Selected excerpt ▸
+ + + + + + +

Overview
Visual Orientation in Unfamiliar Gravito-Inertial Environments
Principal Investigator:
Charles M. Oman, Ph.D.
Organization:
Massachusetts Institute of Technology
Technical Summary
How do we know our location, orientation, and motion of our body with respect to the external environment? On Earth, gravity provides a convenient "down" cue. Large body rotations normally occur only in a horizontal plane. In space, the gravitational down cue is absent. When astronauts roll or pitch upside down, they must recognize where things are around them by a process of mental rotation which involves three dimensions, rather than just one. While working in unfamiliar situations they occasionally misinterpret visual cues and experience striking "visual reorientation illusions," in which the walls, ceiling, and floors of the spacecraft exchange subjective identities. VRIs cause disorientation, reaching errors, trigger attacks of space motion sickness, and potentially complicate emergency escape. MIR crewmembers report that 3-D relationships between modules - particularly those with different visual verticals - are difficult to visualize, and so navigating through the node that connects them is not instinctive. Crew members learn routes, but their apparent lack of survey knowledge is a concern should fire, power loss, or depressurization limit visibility. Anecdotally, experience in mockups, parabolic flight, neutral buoyancy and virtual reality (VR) simulators helps. Unfortunately, our understanding of how our sense of place and orientation is coded in three dimensions in the brain is incomplete.

+ + + + + + +

(Records from a dataset)
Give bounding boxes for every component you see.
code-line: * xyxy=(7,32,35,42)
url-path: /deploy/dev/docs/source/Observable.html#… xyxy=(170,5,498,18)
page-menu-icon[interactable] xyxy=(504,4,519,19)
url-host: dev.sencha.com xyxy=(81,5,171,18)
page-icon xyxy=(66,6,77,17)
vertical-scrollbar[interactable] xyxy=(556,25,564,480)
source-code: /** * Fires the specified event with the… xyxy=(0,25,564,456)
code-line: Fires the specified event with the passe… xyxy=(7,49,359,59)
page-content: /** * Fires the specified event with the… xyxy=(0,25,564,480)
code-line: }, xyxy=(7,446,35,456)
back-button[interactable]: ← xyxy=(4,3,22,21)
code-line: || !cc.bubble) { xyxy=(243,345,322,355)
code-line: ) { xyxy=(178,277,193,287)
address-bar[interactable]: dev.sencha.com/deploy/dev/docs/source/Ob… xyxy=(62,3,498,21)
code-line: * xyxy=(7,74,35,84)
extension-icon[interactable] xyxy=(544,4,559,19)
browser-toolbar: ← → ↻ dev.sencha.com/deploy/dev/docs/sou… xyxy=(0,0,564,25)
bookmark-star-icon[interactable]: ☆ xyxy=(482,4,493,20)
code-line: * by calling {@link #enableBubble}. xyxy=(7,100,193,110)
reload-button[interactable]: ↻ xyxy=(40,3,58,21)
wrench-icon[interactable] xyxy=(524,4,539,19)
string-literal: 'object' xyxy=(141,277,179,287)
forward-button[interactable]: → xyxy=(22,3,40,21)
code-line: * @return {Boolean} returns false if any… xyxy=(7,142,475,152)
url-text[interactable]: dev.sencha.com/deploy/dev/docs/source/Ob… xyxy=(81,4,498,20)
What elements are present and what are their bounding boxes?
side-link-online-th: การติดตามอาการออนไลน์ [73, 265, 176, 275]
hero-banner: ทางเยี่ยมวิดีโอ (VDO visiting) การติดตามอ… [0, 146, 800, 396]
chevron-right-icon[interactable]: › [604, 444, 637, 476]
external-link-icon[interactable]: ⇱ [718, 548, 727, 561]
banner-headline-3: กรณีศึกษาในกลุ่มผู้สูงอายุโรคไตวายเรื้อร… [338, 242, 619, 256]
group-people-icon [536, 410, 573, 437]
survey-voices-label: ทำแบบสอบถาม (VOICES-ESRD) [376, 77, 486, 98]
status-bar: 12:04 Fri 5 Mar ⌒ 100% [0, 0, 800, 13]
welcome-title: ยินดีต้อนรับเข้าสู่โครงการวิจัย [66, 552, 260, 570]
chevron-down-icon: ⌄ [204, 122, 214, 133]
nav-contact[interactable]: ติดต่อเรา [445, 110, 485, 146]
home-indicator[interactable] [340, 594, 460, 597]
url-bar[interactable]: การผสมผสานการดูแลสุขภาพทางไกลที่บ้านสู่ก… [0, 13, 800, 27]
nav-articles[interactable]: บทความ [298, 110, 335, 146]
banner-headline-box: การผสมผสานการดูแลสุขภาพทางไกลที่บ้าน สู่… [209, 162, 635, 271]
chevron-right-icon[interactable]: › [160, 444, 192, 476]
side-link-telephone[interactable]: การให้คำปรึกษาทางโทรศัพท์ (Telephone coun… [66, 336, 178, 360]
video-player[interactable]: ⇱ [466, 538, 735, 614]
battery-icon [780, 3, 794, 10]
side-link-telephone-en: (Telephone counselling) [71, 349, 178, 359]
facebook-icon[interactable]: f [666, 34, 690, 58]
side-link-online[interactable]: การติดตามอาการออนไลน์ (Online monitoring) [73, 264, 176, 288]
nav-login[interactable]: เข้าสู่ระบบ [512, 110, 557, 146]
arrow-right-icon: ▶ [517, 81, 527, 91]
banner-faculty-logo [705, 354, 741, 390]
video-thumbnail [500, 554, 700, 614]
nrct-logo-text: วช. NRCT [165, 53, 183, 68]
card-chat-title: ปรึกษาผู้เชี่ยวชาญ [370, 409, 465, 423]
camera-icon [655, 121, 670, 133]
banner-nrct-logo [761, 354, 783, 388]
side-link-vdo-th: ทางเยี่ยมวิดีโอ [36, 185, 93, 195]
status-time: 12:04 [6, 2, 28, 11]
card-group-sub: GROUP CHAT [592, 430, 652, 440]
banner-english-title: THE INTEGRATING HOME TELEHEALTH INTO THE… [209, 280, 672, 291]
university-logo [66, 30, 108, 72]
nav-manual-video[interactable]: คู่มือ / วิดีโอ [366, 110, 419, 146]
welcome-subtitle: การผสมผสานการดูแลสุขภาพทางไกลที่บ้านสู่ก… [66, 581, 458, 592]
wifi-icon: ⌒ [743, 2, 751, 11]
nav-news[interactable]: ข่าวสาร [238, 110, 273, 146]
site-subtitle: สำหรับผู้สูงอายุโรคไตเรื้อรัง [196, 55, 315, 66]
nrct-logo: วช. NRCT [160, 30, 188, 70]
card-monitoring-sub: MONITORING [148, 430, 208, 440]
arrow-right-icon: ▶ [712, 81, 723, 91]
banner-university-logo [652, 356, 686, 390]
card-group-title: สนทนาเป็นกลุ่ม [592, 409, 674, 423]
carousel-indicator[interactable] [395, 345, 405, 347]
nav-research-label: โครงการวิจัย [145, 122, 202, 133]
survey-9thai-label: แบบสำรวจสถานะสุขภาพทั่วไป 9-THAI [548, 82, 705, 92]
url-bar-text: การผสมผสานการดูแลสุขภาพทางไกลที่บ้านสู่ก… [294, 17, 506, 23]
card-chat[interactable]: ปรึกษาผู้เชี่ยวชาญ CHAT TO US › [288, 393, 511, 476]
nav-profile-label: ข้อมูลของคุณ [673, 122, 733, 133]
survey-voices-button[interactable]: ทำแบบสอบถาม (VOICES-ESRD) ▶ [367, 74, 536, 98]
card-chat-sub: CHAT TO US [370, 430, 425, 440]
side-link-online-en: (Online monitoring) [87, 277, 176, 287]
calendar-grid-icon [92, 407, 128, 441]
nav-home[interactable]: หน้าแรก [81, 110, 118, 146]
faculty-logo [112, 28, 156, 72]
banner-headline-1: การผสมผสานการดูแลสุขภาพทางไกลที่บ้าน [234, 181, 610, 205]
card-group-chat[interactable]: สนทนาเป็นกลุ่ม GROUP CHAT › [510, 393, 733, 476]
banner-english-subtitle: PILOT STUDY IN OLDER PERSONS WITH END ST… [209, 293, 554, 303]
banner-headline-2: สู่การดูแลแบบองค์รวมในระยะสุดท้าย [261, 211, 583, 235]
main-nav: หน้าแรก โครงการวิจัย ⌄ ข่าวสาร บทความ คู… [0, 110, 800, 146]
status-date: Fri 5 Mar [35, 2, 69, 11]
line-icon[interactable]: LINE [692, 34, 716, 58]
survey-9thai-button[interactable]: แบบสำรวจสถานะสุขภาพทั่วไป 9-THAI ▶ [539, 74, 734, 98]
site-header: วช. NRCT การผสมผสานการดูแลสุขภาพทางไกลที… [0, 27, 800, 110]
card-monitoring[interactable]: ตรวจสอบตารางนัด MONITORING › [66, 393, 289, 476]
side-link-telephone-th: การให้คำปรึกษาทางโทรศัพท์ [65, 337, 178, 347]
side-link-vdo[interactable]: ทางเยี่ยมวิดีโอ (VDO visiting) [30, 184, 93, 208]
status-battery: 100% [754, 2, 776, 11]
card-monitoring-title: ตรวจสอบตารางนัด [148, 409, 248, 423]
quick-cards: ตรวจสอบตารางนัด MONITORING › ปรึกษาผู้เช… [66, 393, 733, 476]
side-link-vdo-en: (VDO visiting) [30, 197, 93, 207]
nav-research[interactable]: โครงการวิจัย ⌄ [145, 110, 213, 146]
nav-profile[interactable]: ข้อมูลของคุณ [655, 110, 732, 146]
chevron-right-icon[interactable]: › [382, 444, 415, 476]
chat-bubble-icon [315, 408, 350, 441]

+ + + + + + +

Description of the task ▸ Please continue the technical summary on visual orientation in space from the point where it stops.

Exercise output ▸
The role of the NSBRI neurovestibular adaptation team is to do the critical experiments that provide a rationale and methodology for scientifically based countermeasures against inflight and postflight disorientation and motion sickness. The research spans Countermeasures Readiness levels one-six. Our specific project focuses on the role of visual cues in disorientation. Countermeasures under consideration or active development potentially generic and mission specific preflight visual orientation training using virtual reality and other simulation techniques. Also human factors standards for use of visual polarity and architectural symmetry cues, and the design of escape path signs, allocentric visual landmark systems, and you-are-here maps. Some of these are mature enough so that during the next year, we plan to begin working with the NASA JSC Countermeasures Evaluation and Validation Project to initiate non-advocate, evidence-based review and formal validation and implementation of some of our concepts. Meanwhile, a member of our research team (J. Richards) is spending three months at JSC this fall, working with Dr. Jon Clark, a flight surgeon who leads the JSC Neurological Function Integrated Project Team, to compile a more detailed and quantitative record concerning the actual operational incidence of visual orientation problems in the NASA-MIR and ISS programs.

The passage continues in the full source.